--- START Data provided ---
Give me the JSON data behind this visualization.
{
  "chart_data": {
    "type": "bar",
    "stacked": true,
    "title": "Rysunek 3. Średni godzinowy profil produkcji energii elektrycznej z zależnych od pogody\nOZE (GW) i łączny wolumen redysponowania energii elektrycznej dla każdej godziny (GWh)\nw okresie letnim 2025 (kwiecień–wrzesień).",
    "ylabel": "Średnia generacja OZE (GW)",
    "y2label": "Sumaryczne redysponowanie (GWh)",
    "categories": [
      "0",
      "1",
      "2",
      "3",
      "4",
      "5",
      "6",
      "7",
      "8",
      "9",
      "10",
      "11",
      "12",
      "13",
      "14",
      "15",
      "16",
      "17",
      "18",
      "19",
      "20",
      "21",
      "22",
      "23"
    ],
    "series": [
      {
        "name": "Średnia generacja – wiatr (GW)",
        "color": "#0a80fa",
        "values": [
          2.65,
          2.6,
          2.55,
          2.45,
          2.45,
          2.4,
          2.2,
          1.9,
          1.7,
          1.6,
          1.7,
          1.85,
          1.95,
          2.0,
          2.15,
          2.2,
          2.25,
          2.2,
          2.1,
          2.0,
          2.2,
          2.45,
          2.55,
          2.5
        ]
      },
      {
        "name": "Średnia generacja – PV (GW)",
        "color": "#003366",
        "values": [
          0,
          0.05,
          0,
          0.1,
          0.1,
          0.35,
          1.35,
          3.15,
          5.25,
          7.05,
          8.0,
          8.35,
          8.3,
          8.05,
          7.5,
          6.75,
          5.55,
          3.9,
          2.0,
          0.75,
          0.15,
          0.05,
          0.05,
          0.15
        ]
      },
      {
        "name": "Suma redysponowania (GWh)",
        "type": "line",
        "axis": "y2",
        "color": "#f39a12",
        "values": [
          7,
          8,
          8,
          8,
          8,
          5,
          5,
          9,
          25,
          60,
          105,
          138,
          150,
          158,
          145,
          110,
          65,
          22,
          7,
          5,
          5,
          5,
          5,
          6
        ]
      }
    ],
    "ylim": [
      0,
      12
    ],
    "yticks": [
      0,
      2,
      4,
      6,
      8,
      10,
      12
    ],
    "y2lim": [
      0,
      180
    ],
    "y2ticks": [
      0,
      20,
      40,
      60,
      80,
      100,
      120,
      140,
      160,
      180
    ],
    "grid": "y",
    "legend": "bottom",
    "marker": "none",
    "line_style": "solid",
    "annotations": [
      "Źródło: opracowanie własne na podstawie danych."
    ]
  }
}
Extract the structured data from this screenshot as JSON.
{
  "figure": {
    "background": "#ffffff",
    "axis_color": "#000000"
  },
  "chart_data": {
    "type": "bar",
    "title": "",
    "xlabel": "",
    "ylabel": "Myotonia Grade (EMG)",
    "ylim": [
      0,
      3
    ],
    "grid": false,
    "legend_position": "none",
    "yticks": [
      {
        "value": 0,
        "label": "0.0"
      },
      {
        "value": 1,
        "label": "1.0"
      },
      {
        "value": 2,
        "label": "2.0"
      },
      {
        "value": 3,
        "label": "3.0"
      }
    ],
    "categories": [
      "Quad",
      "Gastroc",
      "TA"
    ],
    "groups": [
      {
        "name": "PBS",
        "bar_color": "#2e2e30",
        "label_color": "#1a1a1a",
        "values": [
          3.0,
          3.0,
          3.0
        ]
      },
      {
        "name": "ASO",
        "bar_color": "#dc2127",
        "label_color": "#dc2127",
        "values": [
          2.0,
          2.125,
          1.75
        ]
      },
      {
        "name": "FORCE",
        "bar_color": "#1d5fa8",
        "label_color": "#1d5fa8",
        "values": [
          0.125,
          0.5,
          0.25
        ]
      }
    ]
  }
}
--- END Data provided ---
## To be done:
Wherever the string "Średnia" appears in the entries above, list that line.

## Response to this exercise:
    "ylabel": "Średnia generacja OZE (GW)",
        "name": "Średnia generacja – wiatr (GW)",
        "name": "Średnia generacja – PV (GW)",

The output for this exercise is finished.